**What is being asked**
Using the listing below, copy every line that mentions "SDTVAR".

**Rows**
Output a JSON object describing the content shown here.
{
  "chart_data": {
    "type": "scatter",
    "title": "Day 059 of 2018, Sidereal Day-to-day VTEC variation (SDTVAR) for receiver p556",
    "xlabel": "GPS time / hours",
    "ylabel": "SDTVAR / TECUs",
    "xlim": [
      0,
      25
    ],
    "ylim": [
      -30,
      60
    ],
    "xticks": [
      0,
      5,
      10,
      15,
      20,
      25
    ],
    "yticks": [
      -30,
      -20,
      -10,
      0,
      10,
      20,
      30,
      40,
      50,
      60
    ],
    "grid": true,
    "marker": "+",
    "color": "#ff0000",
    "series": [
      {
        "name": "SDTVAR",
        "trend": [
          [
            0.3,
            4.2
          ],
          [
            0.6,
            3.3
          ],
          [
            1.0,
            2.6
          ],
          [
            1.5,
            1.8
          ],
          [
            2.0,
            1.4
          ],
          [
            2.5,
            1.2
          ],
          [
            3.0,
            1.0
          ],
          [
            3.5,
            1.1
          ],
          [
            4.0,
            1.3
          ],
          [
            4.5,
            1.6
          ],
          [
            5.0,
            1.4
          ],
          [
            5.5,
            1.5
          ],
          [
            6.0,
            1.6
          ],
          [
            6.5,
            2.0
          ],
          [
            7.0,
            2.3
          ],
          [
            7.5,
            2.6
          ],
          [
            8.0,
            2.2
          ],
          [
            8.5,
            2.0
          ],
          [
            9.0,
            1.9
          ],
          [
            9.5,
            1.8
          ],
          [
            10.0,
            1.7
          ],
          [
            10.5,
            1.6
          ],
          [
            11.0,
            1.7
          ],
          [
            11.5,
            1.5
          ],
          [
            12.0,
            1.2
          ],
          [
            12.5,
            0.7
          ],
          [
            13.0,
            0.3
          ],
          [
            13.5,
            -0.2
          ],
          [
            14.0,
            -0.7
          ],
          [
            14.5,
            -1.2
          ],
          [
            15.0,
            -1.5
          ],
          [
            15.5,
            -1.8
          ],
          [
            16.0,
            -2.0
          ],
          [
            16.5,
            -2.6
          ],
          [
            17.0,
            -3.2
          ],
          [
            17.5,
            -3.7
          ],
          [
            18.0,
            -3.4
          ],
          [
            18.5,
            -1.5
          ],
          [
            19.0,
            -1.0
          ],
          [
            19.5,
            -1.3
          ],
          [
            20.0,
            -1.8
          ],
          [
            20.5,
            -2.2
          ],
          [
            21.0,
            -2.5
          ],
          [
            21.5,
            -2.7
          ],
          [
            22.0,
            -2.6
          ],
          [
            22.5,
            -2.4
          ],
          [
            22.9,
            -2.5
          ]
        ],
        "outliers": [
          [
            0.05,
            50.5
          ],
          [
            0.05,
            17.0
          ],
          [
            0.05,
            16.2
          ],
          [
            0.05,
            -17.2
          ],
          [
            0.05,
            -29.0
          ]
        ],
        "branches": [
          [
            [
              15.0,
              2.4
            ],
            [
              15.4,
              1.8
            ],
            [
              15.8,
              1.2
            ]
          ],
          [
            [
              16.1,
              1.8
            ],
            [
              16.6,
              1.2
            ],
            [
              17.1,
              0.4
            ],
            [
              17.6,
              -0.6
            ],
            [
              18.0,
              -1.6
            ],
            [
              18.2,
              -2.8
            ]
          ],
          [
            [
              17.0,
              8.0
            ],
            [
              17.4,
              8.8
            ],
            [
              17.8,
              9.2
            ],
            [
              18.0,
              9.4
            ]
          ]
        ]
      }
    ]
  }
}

**Exercise answer**
    "title": "Day 059 of 2018, Sidereal Day-to-day VTEC variation (SDTVAR) for receiver p556",
    "ylabel": "SDTVAR / TECUs",
        "name": "SDTVAR",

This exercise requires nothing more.